[Figure content listings]:
━━━━━━━━━━━━━━━━
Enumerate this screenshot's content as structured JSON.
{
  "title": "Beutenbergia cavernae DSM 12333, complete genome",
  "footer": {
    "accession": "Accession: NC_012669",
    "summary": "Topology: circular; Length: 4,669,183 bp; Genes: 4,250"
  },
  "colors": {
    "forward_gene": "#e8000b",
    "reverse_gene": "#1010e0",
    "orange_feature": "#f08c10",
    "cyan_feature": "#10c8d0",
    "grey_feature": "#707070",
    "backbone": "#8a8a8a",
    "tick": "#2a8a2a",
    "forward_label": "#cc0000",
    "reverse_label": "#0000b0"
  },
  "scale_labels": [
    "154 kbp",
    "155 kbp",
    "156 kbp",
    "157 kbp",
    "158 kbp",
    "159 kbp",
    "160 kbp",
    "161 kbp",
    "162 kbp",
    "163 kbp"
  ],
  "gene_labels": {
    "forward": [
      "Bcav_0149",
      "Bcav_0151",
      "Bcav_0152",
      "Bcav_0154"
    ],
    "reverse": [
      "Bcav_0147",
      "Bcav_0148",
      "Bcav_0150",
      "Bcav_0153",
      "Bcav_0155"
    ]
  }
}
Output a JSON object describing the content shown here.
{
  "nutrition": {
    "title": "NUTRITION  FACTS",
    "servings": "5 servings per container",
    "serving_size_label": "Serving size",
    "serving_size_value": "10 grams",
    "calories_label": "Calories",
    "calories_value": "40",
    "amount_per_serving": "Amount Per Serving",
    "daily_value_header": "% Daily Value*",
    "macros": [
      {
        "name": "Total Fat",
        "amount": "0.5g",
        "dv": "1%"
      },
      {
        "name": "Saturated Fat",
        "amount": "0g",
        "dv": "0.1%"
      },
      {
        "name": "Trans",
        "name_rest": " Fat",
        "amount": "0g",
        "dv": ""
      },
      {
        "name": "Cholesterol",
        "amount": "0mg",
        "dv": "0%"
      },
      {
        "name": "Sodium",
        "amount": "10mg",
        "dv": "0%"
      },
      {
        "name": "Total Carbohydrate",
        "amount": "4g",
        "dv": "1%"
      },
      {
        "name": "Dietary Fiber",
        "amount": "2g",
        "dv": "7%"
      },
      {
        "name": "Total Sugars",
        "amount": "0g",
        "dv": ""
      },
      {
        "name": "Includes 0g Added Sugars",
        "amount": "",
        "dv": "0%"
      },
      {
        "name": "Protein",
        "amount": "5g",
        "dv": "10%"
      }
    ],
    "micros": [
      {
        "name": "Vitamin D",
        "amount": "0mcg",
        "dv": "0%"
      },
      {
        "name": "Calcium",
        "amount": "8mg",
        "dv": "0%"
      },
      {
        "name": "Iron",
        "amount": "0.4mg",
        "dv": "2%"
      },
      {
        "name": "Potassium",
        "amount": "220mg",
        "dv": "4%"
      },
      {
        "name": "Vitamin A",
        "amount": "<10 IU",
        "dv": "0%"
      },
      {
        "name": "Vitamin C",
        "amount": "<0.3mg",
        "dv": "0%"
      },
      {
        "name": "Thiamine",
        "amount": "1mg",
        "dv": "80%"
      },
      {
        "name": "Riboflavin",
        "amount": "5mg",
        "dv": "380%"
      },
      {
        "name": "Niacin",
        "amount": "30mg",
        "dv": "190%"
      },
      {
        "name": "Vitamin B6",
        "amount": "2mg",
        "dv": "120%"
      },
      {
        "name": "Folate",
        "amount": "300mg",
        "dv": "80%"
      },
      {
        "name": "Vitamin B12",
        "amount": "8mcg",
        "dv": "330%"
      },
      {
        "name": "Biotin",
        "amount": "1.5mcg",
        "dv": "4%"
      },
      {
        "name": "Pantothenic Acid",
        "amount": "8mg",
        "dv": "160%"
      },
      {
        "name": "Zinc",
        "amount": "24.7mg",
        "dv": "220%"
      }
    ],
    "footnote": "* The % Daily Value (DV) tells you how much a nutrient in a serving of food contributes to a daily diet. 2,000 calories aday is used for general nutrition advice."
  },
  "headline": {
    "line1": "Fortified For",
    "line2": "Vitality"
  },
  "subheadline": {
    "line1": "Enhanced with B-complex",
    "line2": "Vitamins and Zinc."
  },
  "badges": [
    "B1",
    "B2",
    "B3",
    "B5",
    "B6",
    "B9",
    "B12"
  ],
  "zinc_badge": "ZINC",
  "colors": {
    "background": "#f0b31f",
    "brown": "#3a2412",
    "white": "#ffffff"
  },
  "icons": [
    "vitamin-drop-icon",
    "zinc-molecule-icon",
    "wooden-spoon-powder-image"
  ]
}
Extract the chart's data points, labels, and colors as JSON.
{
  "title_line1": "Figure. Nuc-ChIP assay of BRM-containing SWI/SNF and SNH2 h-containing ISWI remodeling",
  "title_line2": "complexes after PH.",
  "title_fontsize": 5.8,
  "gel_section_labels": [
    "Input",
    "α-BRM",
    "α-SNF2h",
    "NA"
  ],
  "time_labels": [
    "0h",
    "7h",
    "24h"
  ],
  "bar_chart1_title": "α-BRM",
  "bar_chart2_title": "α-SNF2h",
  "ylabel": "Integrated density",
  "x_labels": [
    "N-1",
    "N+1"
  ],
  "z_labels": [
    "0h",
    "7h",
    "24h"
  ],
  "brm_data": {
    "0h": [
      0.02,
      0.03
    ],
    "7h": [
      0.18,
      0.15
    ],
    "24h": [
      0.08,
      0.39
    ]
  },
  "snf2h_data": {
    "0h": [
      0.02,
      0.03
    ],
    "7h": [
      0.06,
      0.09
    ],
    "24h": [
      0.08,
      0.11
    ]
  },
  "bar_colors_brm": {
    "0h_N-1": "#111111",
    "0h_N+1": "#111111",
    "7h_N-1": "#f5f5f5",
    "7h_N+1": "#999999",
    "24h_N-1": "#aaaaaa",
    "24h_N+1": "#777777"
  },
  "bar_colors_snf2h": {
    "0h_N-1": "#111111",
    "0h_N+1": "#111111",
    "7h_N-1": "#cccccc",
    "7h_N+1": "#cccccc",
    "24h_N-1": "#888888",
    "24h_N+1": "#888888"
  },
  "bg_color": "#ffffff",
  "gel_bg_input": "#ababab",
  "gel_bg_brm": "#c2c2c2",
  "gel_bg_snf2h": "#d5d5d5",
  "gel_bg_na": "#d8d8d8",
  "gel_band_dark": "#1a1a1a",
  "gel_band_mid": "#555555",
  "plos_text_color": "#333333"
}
━━━━━━━━━━━━━━━━
[What to work on]:
Transcribe the records above exactly.

[Solution for this exercise]:
Enumerate this screenshot's content as structured JSON.
{
  "title": "Beutenbergia cavernae DSM 12333, complete genome",
  "footer": {
    "accession": "Accession: NC_012669",
    "summary": "Topology: circular; Length: 4,669,183 bp; Genes: 4,250"
  },
  "colors": {
    "forward_gene": "#e8000b",
    "reverse_gene": "#1010e0",
    "orange_feature": "#f08c10",
    "cyan_feature": "#10c8d0",
    "grey_feature": "#707070",
    "backbone": "#8a8a8a",
    "tick": "#2a8a2a",
    "forward_label": "#cc0000",
    "reverse_label": "#0000b0"
  },
  "scale_labels": [
    "154 kbp",
    "155 kbp",
    "156 kbp",
    "157 kbp",
    "158 kbp",
    "159 kbp",
    "160 kbp",
    "161 kbp",
    "162 kbp",
    "163 kbp"
  ],
  "gene_labels": {
    "forward": [
      "Bcav_0149",
      "Bcav_0151",
      "Bcav_0152",
      "Bcav_0154"
    ],
    "reverse": [
      "Bcav_0147",
      "Bcav_0148",
      "Bcav_0150",
      "Bcav_0153",
      "Bcav_0155"
    ]
  }
}
Output a JSON object describing the content shown here.
{
  "nutrition": {
    "title": "NUTRITION  FACTS",
    "servings": "5 servings per container",
    "serving_size_label": "Serving size",
    "serving_size_value": "10 grams",
    "calories_label": "Calories",
    "calories_value": "40",
    "amount_per_serving": "Amount Per Serving",
    "daily_value_header": "% Daily Value*",
    "macros": [
      {
        "name": "Total Fat",
        "amount": "0.5g",
        "dv": "1%"
      },
      {
        "name": "Saturated Fat",
        "amount": "0g",
        "dv": "0.1%"
      },
      {
        "name": "Trans",
        "name_rest": " Fat",
        "amount": "0g",
        "dv": ""
      },
      {
        "name": "Cholesterol",
        "amount": "0mg",
        "dv": "0%"
      },
      {
        "name": "Sodium",
        "amount": "10mg",
        "dv": "0%"
      },
      {
        "name": "Total Carbohydrate",
        "amount": "4g",
        "dv": "1%"
      },
      {
        "name": "Dietary Fiber",
        "amount": "2g",
        "dv": "7%"
      },
      {
        "name": "Total Sugars",
        "amount": "0g",
        "dv": ""
      },
      {
        "name": "Includes 0g Added Sugars",
        "amount": "",
        "dv": "0%"
      },
      {
        "name": "Protein",
        "amount": "5g",
        "dv": "10%"
      }
    ],
    "micros": [
      {
        "name": "Vitamin D",
        "amount": "0mcg",
        "dv": "0%"
      },
      {
        "name": "Calcium",
        "amount": "8mg",
        "dv": "0%"
      },
      {
        "name": "Iron",
        "amount": "0.4mg",
        "dv": "2%"
      },
      {
        "name": "Potassium",
        "amount": "220mg",
        "dv": "4%"
      },
      {
        "name": "Vitamin A",
        "amount": "<10 IU",
        "dv": "0%"
      },
      {
        "name": "Vitamin C",
        "amount": "<0.3mg",
        "dv": "0%"
      },
      {
        "name": "Thiamine",
        "amount": "1mg",
        "dv": "80%"
      },
      {
        "name": "Riboflavin",
        "amount": "5mg",
        "dv": "380%"
      },
      {
        "name": "Niacin",
        "amount": "30mg",
        "dv": "190%"
      },
      {
        "name": "Vitamin B6",
        "amount": "2mg",
        "dv": "120%"
      },
      {
        "name": "Folate",
        "amount": "300mg",
        "dv": "80%"
      },
      {
        "name": "Vitamin B12",
        "amount": "8mcg",
        "dv": "330%"
      },
      {
        "name": "Biotin",
        "amount": "1.5mcg",
        "dv": "4%"
      },
      {
        "name": "Pantothenic Acid",
        "amount": "8mg",
        "dv": "160%"
      },
      {
        "name": "Zinc",
        "amount": "24.7mg",
        "dv": "220%"
      }
    ],
    "footnote": "* The % Daily Value (DV) tells you how much a nutrient in a serving of food contributes to a daily diet. 2,000 calories aday is used for general nutrition advice."
  },
  "headline": {
    "line1": "Fortified For",
    "line2": "Vitality"
  },
  "subheadline": {
    "line1": "Enhanced with B-complex",
    "line2": "Vitamins and Zinc."
  },
  "badges": [
    "B1",
    "B2",
    "B3",
    "B5",
    "B6",
    "B9",
    "B12"
  ],
  "zinc_badge": "ZINC",
  "colors": {
    "background": "#f0b31f",
    "brown": "#3a2412",
    "white": "#ffffff"
  },
  "icons": [
    "vitamin-drop-icon",
    "zinc-molecule-icon",
    "wooden-spoon-powder-image"
  ]
}
Extract the chart's data points, labels, and colors as JSON.
{
  "title_line1": "Figure. Nuc-ChIP assay of BRM-containing SWI/SNF and SNH2 h-containing ISWI remodeling",
  "title_line2": "complexes after PH.",
  "title_fontsize": 5.8,
  "gel_section_labels": [
    "Input",
    "α-BRM",
    "α-SNF2h",
    "NA"
  ],
  "time_labels": [
    "0h",
    "7h",
    "24h"
  ],
  "bar_chart1_title": "α-BRM",
  "bar_chart2_title": "α-SNF2h",
  "ylabel": "Integrated density",
  "x_labels": [
    "N-1",
    "N+1"
  ],
  "z_labels": [
    "0h",
    "7h",
    "24h"
  ],
  "brm_data": {
    "0h": [
      0.02,
      0.03
    ],
    "7h": [
      0.18,
      0.15
    ],
    "24h": [
      0.08,
      0.39
    ]
  },
  "snf2h_data": {
    "0h": [
      0.02,
      0.03
    ],
    "7h": [
      0.06,
      0.09
    ],
    "24h": [
      0.08,
      0.11
    ]
  },
  "bar_colors_brm": {
    "0h_N-1": "#111111",
    "0h_N+1": "#111111",
    "7h_N-1": "#f5f5f5",
    "7h_N+1": "#999999",
    "24h_N-1": "#aaaaaa",
    "24h_N+1": "#777777"
  },
  "bar_colors_snf2h": {
    "0h_N-1": "#111111",
    "0h_N+1": "#111111",
    "7h_N-1": "#cccccc",
    "7h_N+1": "#cccccc",
    "24h_N-1": "#888888",
    "24h_N+1": "#888888"
  },
  "bg_color": "#ffffff",
  "gel_bg_input": "#ababab",
  "gel_bg_brm": "#c2c2c2",
  "gel_bg_snf2h": "#d5d5d5",
  "gel_bg_na": "#d8d8d8",
  "gel_band_dark": "#1a1a1a",
  "gel_band_mid": "#555555",
  "plos_text_color": "#333333"
}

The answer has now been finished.